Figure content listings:
>>>
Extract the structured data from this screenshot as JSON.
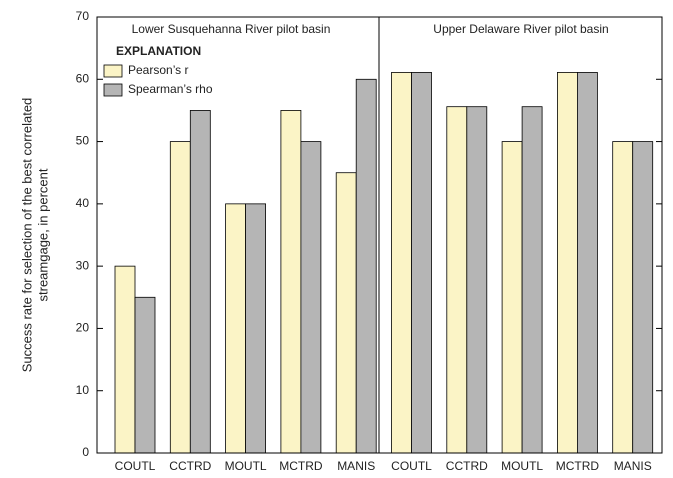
{
  "chart_data": {
    "type": "bar",
    "ylabel": [
      "Success rate for selection of the best correlated",
      "streamgage, in percent"
    ],
    "annotations": [
      "Lower Susquehanna River pilot basin",
      "Upper Delaware River pilot basin"
    ],
    "legend_title": "EXPLANATION",
    "categories": [
      "COUTL",
      "CCTRD",
      "MOUTL",
      "MCTRD",
      "MANIS",
      "COUTL",
      "CCTRD",
      "MOUTL",
      "MCTRD",
      "MANIS"
    ],
    "series": [
      {
        "name": "Pearson’s r",
        "color": "#fbf4c6",
        "values": [
          30,
          50,
          40,
          55,
          45,
          61.1,
          55.6,
          50,
          61.1,
          50
        ]
      },
      {
        "name": "Spearman’s rho",
        "color": "#b5b5b5",
        "values": [
          25,
          55,
          40,
          50,
          60,
          61.1,
          55.6,
          55.6,
          61.1,
          50
        ]
      }
    ],
    "ylim": [
      0,
      70
    ],
    "yticks": [
      0,
      10,
      20,
      30,
      40,
      50,
      60,
      70
    ],
    "legend": "upper left"
  }
}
<<<
Retype everything in the material word for word, minus pictures.

WRITTEN RESPONSE:
Extract the structured data from this screenshot as JSON.
{
  "chart_data": {
    "type": "bar",
    "ylabel": [
      "Success rate for selection of the best correlated",
      "streamgage, in percent"
    ],
    "annotations": [
      "Lower Susquehanna River pilot basin",
      "Upper Delaware River pilot basin"
    ],
    "legend_title": "EXPLANATION",
    "categories": [
      "COUTL",
      "CCTRD",
      "MOUTL",
      "MCTRD",
      "MANIS",
      "COUTL",
      "CCTRD",
      "MOUTL",
      "MCTRD",
      "MANIS"
    ],
    "series": [
      {
        "name": "Pearson’s r",
        "color": "#fbf4c6",
        "values": [
          30,
          50,
          40,
          55,
          45,
          61.1,
          55.6,
          50,
          61.1,
          50
        ]
      },
      {
        "name": "Spearman’s rho",
        "color": "#b5b5b5",
        "values": [
          25,
          55,
          40,
          50,
          60,
          61.1,
          55.6,
          55.6,
          61.1,
          50
        ]
      }
    ],
    "ylim": [
      0,
      70
    ],
    "yticks": [
      0,
      10,
      20,
      30,
      40,
      50,
      60,
      70
    ],
    "legend": "upper left"
  }
}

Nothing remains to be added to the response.